**Required task**: Wherever "Nitrate" appears in a line, list that line.

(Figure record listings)
______________________________
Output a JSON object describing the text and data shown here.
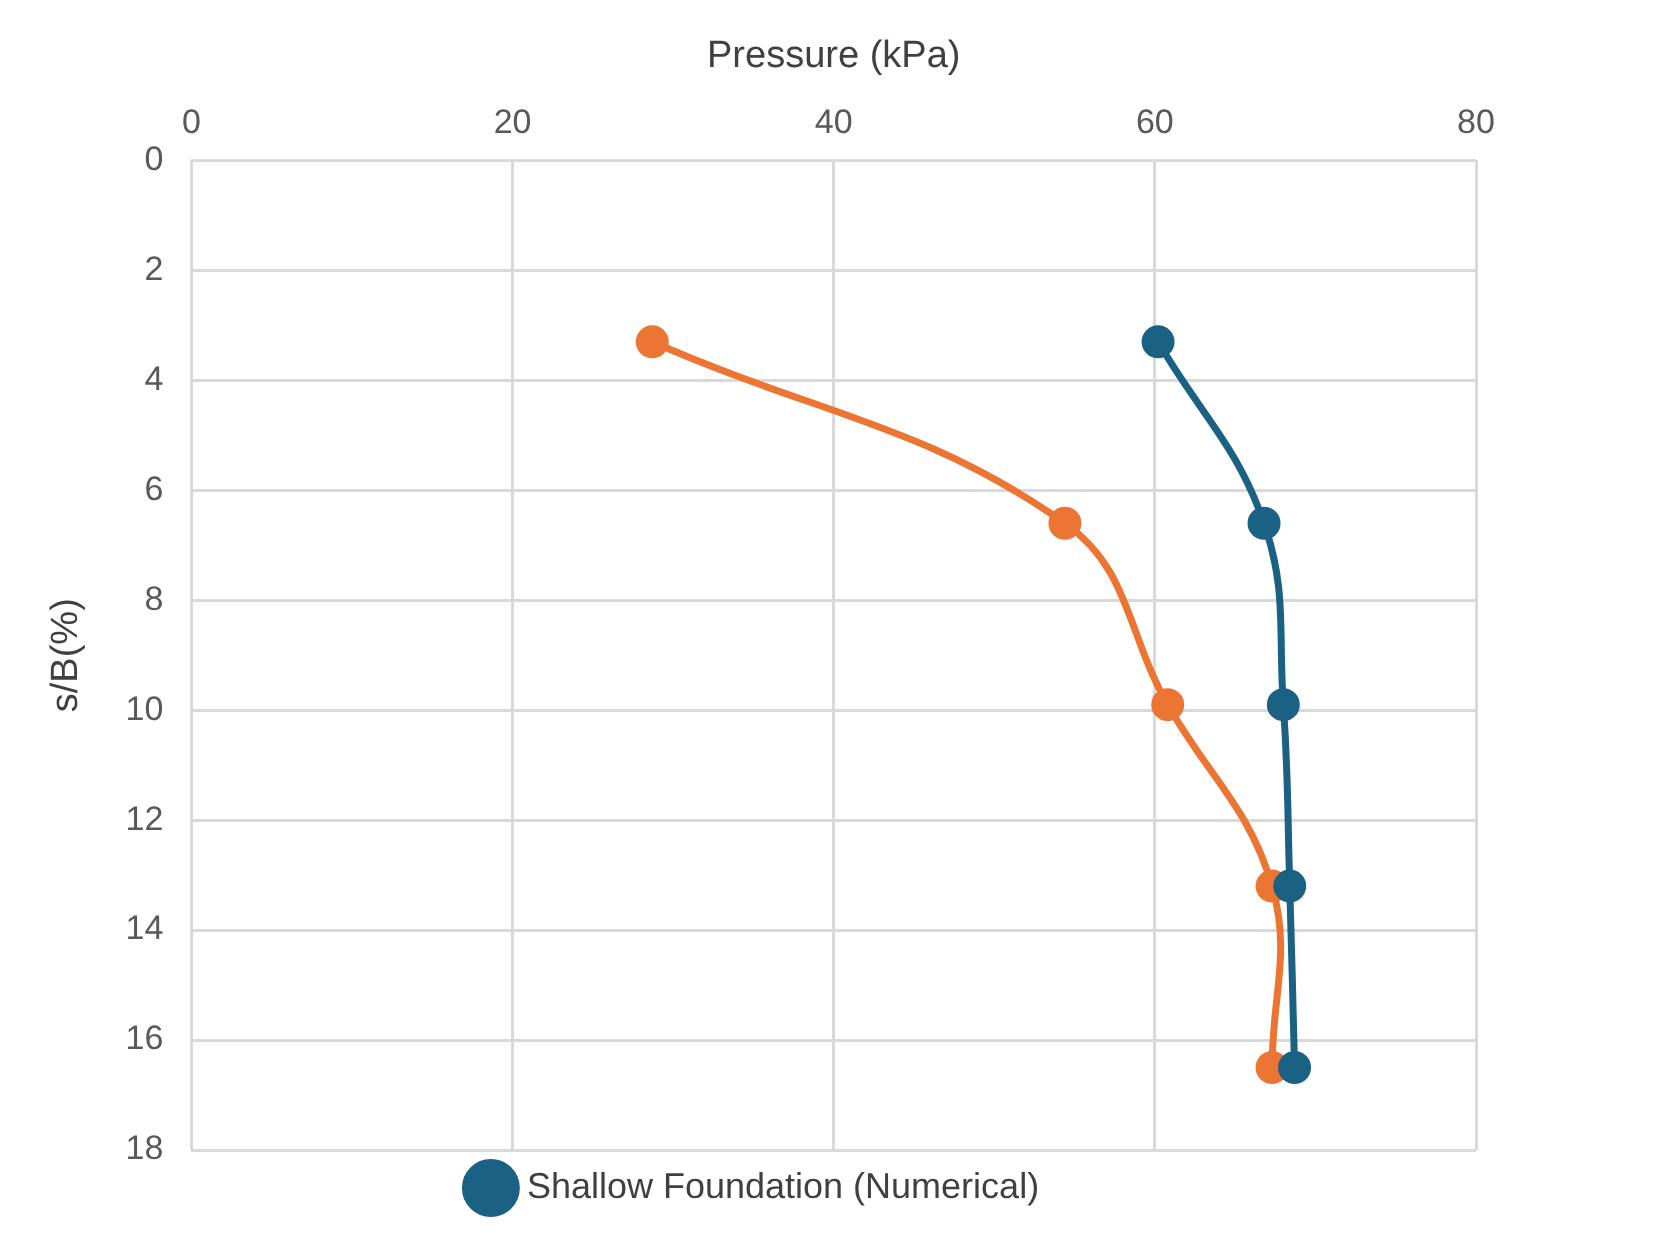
{
  "chart_data": {
    "type": "line",
    "xlabel": "Pressure (kPa)",
    "ylabel": "s/B(%)",
    "xlim": [
      0,
      80
    ],
    "xticks": [
      0,
      20,
      40,
      60,
      80
    ],
    "ylim": [
      18,
      0
    ],
    "yticks": [
      0,
      2,
      4,
      6,
      8,
      10,
      12,
      14,
      16,
      18
    ],
    "grid": true,
    "legend": "bottom",
    "marker": "circle",
    "line_style": "solid",
    "series": [
      {
        "name": "Shallow Foundation (Numerical)",
        "color": "#1a6184",
        "x": [
          60.2,
          66.8,
          68.0,
          68.4,
          68.7
        ],
        "values": [
          3.3,
          6.6,
          9.9,
          13.2,
          16.5
        ]
      },
      {
        "color": "#ed7533",
        "x": [
          28.7,
          54.4,
          60.8,
          67.3,
          67.3
        ],
        "values": [
          3.3,
          6.6,
          9.9,
          13.2,
          16.5
        ]
      }
    ]
  }
}
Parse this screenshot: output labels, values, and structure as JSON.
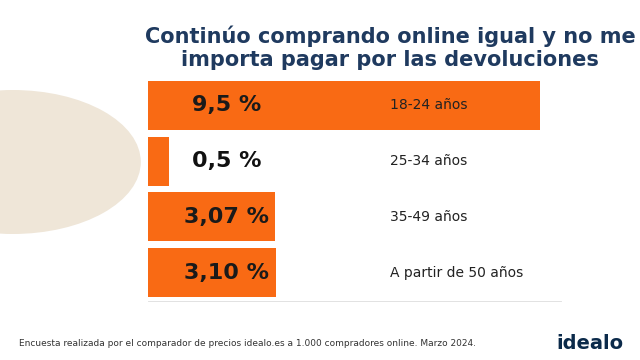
{
  "chart_data": {
    "type": "bar",
    "orientation": "horizontal",
    "title": "Continúo comprando online igual y no me importa pagar por las devoluciones",
    "categories": [
      "18-24 años",
      "25-34 años",
      "35-49 años",
      "A partir de 50 años"
    ],
    "values": [
      9.5,
      0.5,
      3.07,
      3.1
    ],
    "value_labels": [
      "9,5 %",
      "0,5 %",
      "3,07 %",
      "3,10 %"
    ],
    "data_labels": true,
    "color": "#f96a14",
    "xlim": [
      0,
      10
    ],
    "xticks": [],
    "tick_labels": false,
    "grid": false,
    "source": "Encuesta realizada por el comparador de precios idealo.es a 1.000 compradores online. Marzo 2024.",
    "logo": "idealo"
  }
}
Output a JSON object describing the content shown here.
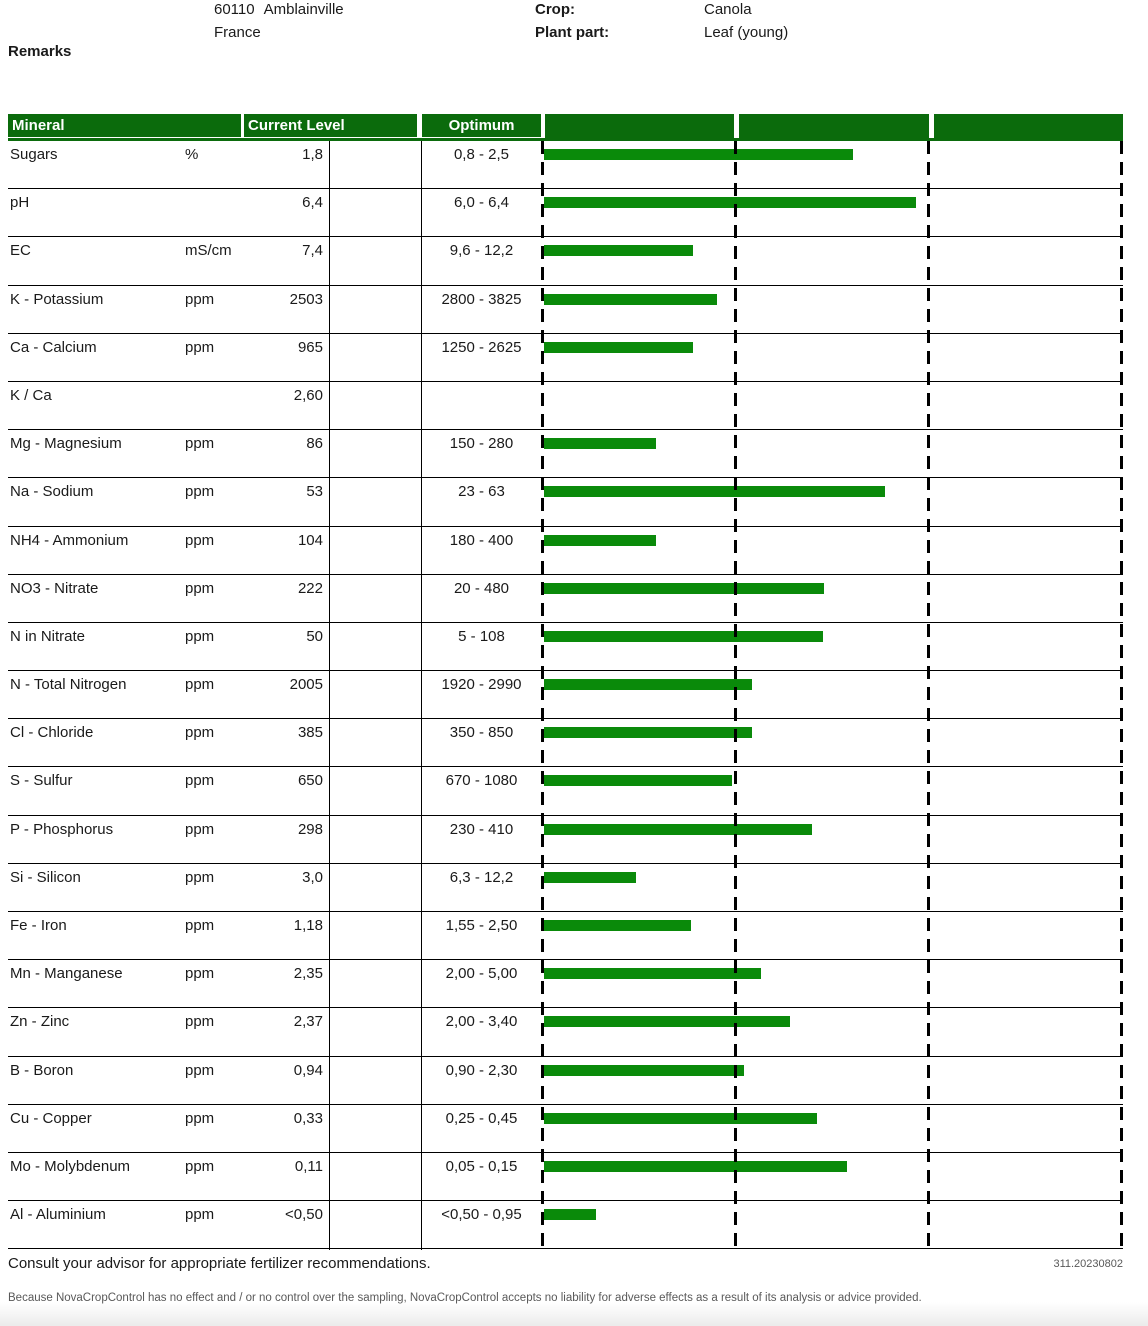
{
  "header": {
    "postal_code": "60110",
    "city": "Amblainville",
    "country": "France",
    "crop_label": "Crop:",
    "crop_value": "Canola",
    "plant_part_label": "Plant part:",
    "plant_part_value": "Leaf (young)",
    "remarks_label": "Remarks"
  },
  "table": {
    "headers": {
      "mineral": "Mineral",
      "current_level": "Current Level",
      "optimum": "Optimum"
    }
  },
  "chart_data": {
    "type": "bar",
    "orientation": "horizontal",
    "bar_color": "#0a8a0a",
    "axis_segments": [
      "below optimum minimum",
      "within optimum range",
      "above optimum maximum"
    ],
    "axis_note": "Bar area is divided by dashed gridlines into three equal segments; bar_frac is the bar length as a fraction of the full axis width.",
    "rows": [
      {
        "mineral": "Sugars",
        "unit": "%",
        "current": "1,8",
        "optimum": "0,8 - 2,5",
        "bar_frac": 0.534
      },
      {
        "mineral": "pH",
        "unit": "",
        "current": "6,4",
        "optimum": "6,0 - 6,4",
        "bar_frac": 0.643
      },
      {
        "mineral": "EC",
        "unit": "mS/cm",
        "current": "7,4",
        "optimum": "9,6 - 12,2",
        "bar_frac": 0.257
      },
      {
        "mineral": "K - Potassium",
        "unit": "ppm",
        "current": "2503",
        "optimum": "2800 - 3825",
        "bar_frac": 0.298
      },
      {
        "mineral": "Ca - Calcium",
        "unit": "ppm",
        "current": "965",
        "optimum": "1250 - 2625",
        "bar_frac": 0.258
      },
      {
        "mineral": "K / Ca",
        "unit": "",
        "current": "2,60",
        "optimum": "",
        "bar_frac": null
      },
      {
        "mineral": "Mg - Magnesium",
        "unit": "ppm",
        "current": "86",
        "optimum": "150 - 280",
        "bar_frac": 0.194
      },
      {
        "mineral": "Na - Sodium",
        "unit": "ppm",
        "current": "53",
        "optimum": "23 - 63",
        "bar_frac": 0.588
      },
      {
        "mineral": "NH4 - Ammonium",
        "unit": "ppm",
        "current": "104",
        "optimum": "180 - 400",
        "bar_frac": 0.194
      },
      {
        "mineral": "NO3 - Nitrate",
        "unit": "ppm",
        "current": "222",
        "optimum": "20 - 480",
        "bar_frac": 0.483
      },
      {
        "mineral": "N in Nitrate",
        "unit": "ppm",
        "current": "50",
        "optimum": "5 - 108",
        "bar_frac": 0.482
      },
      {
        "mineral": "N - Total Nitrogen",
        "unit": "ppm",
        "current": "2005",
        "optimum": "1920 - 2990",
        "bar_frac": 0.36
      },
      {
        "mineral": "Cl - Chloride",
        "unit": "ppm",
        "current": "385",
        "optimum": "350 - 850",
        "bar_frac": 0.359
      },
      {
        "mineral": "S - Sulfur",
        "unit": "ppm",
        "current": "650",
        "optimum": "670 - 1080",
        "bar_frac": 0.324
      },
      {
        "mineral": "P - Phosphorus",
        "unit": "ppm",
        "current": "298",
        "optimum": "230 - 410",
        "bar_frac": 0.463
      },
      {
        "mineral": "Si - Silicon",
        "unit": "ppm",
        "current": "3,0",
        "optimum": "6,3 - 12,2",
        "bar_frac": 0.158
      },
      {
        "mineral": "Fe - Iron",
        "unit": "ppm",
        "current": "1,18",
        "optimum": "1,55 - 2,50",
        "bar_frac": 0.253
      },
      {
        "mineral": "Mn - Manganese",
        "unit": "ppm",
        "current": "2,35",
        "optimum": "2,00 - 5,00",
        "bar_frac": 0.374
      },
      {
        "mineral": "Zn - Zinc",
        "unit": "ppm",
        "current": "2,37",
        "optimum": "2,00 - 3,40",
        "bar_frac": 0.425
      },
      {
        "mineral": "B - Boron",
        "unit": "ppm",
        "current": "0,94",
        "optimum": "0,90 - 2,30",
        "bar_frac": 0.345
      },
      {
        "mineral": "Cu - Copper",
        "unit": "ppm",
        "current": "0,33",
        "optimum": "0,25 - 0,45",
        "bar_frac": 0.471
      },
      {
        "mineral": "Mo - Molybdenum",
        "unit": "ppm",
        "current": "0,11",
        "optimum": "0,05 - 0,15",
        "bar_frac": 0.523
      },
      {
        "mineral": "Al - Aluminium",
        "unit": "ppm",
        "current": "<0,50",
        "optimum": "<0,50 - 0,95",
        "bar_frac": 0.09
      }
    ]
  },
  "footer": {
    "advice": "Consult your advisor for appropriate fertilizer recommendations.",
    "report_code": "311.20230802",
    "disclaimer": "Because NovaCropControl has no effect and / or no control over the sampling, NovaCropControl accepts no liability for adverse effects as a result of its analysis or advice provided."
  },
  "colors": {
    "header_green": "#0b6b0c",
    "bar_green": "#0a8a0a",
    "grid_line": "#000000",
    "muted_text": "#595959"
  }
}
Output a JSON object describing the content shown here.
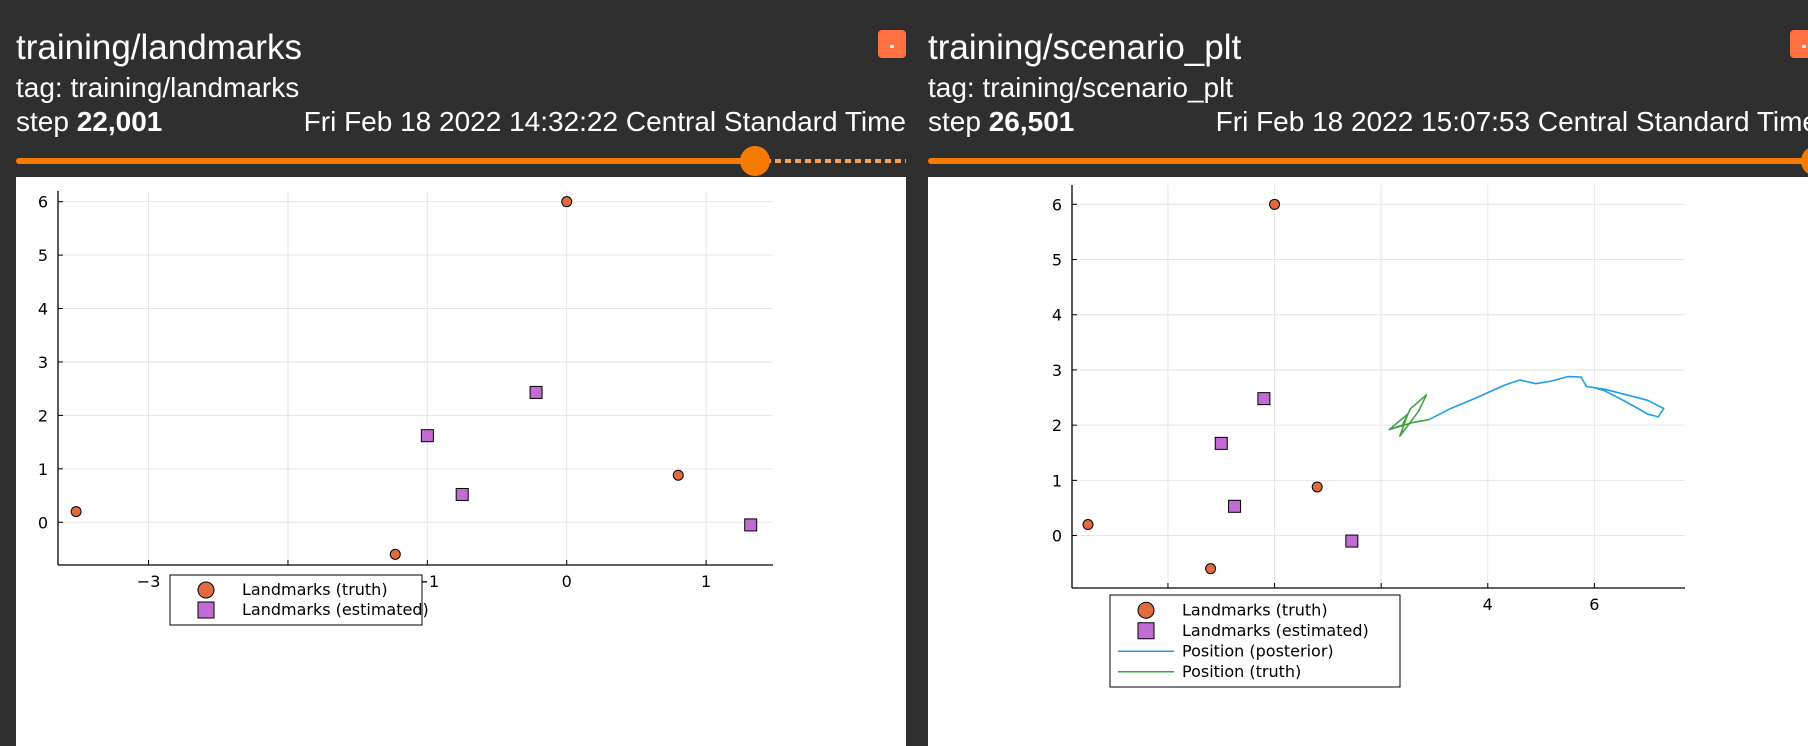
{
  "colors": {
    "truth": "#e26a3f",
    "estimated": "#c36bd4",
    "posterior": "#1f9ee6",
    "position_truth": "#3fa33f",
    "accent": "#f57c00"
  },
  "cards": [
    {
      "title": "training/landmarks",
      "tag": "tag: training/landmarks",
      "step_label": "step",
      "step_value": "22,001",
      "timestamp": "Fri Feb 18 2022 14:32:22 Central Standard Time",
      "slider_fraction": 0.83
    },
    {
      "title": "training/scenario_plt",
      "tag": "tag: training/scenario_plt",
      "step_label": "step",
      "step_value": "26,501",
      "timestamp": "Fri Feb 18 2022 15:07:53 Central Standard Time",
      "slider_fraction": 1.0
    }
  ],
  "chart_data": [
    {
      "type": "scatter",
      "title": "",
      "xlim": [
        -3.65,
        1.48
      ],
      "ylim": [
        -0.8,
        6.2
      ],
      "xticks": [
        -3,
        -2,
        -1,
        0,
        1
      ],
      "yticks": [
        0,
        1,
        2,
        3,
        4,
        5,
        6
      ],
      "grid": true,
      "legend_position": "bottom-center",
      "series": [
        {
          "name": "Landmarks (truth)",
          "marker": "circle",
          "x": [
            -3.52,
            -1.23,
            0.0,
            0.8
          ],
          "y": [
            0.2,
            -0.6,
            6.0,
            0.88
          ]
        },
        {
          "name": "Landmarks (estimated)",
          "marker": "square",
          "x": [
            -1.0,
            -0.75,
            -0.22,
            1.32
          ],
          "y": [
            1.62,
            0.52,
            2.43,
            -0.05
          ]
        }
      ]
    },
    {
      "type": "line",
      "title": "",
      "xlim": [
        -3.8,
        7.7
      ],
      "ylim": [
        -0.95,
        6.35
      ],
      "xticks": [
        -2,
        0,
        2,
        4,
        6
      ],
      "yticks": [
        0,
        1,
        2,
        3,
        4,
        5,
        6
      ],
      "grid": true,
      "legend_position": "bottom-left",
      "series": [
        {
          "name": "Landmarks (truth)",
          "marker": "circle",
          "x": [
            -3.5,
            -1.2,
            0.0,
            0.8
          ],
          "y": [
            0.2,
            -0.6,
            6.0,
            0.88
          ]
        },
        {
          "name": "Landmarks (estimated)",
          "marker": "square",
          "x": [
            -1.0,
            -0.75,
            -0.2,
            1.45
          ],
          "y": [
            1.67,
            0.53,
            2.48,
            -0.1
          ]
        },
        {
          "name": "Position (posterior)",
          "marker": "line",
          "x": [
            2.9,
            3.3,
            3.8,
            4.3,
            4.6,
            4.9,
            5.2,
            5.5,
            5.75,
            5.85,
            6.2,
            6.6,
            7.0,
            7.3,
            7.2,
            7.0,
            6.6,
            6.2,
            6.0
          ],
          "y": [
            2.1,
            2.3,
            2.5,
            2.72,
            2.82,
            2.75,
            2.8,
            2.88,
            2.87,
            2.7,
            2.65,
            2.55,
            2.45,
            2.3,
            2.15,
            2.2,
            2.42,
            2.62,
            2.68
          ]
        },
        {
          "name": "Position (truth)",
          "marker": "line",
          "x": [
            2.9,
            2.6,
            2.15,
            2.5,
            2.35,
            2.7,
            2.85,
            2.55,
            2.4,
            2.15
          ],
          "y": [
            2.1,
            2.05,
            1.92,
            2.2,
            1.8,
            2.25,
            2.55,
            2.3,
            2.0,
            1.92
          ]
        }
      ]
    }
  ]
}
______________________________
**Problem solution**:
        "mineral": "NO3 - Nitrate",
        "mineral": "N in Nitrate",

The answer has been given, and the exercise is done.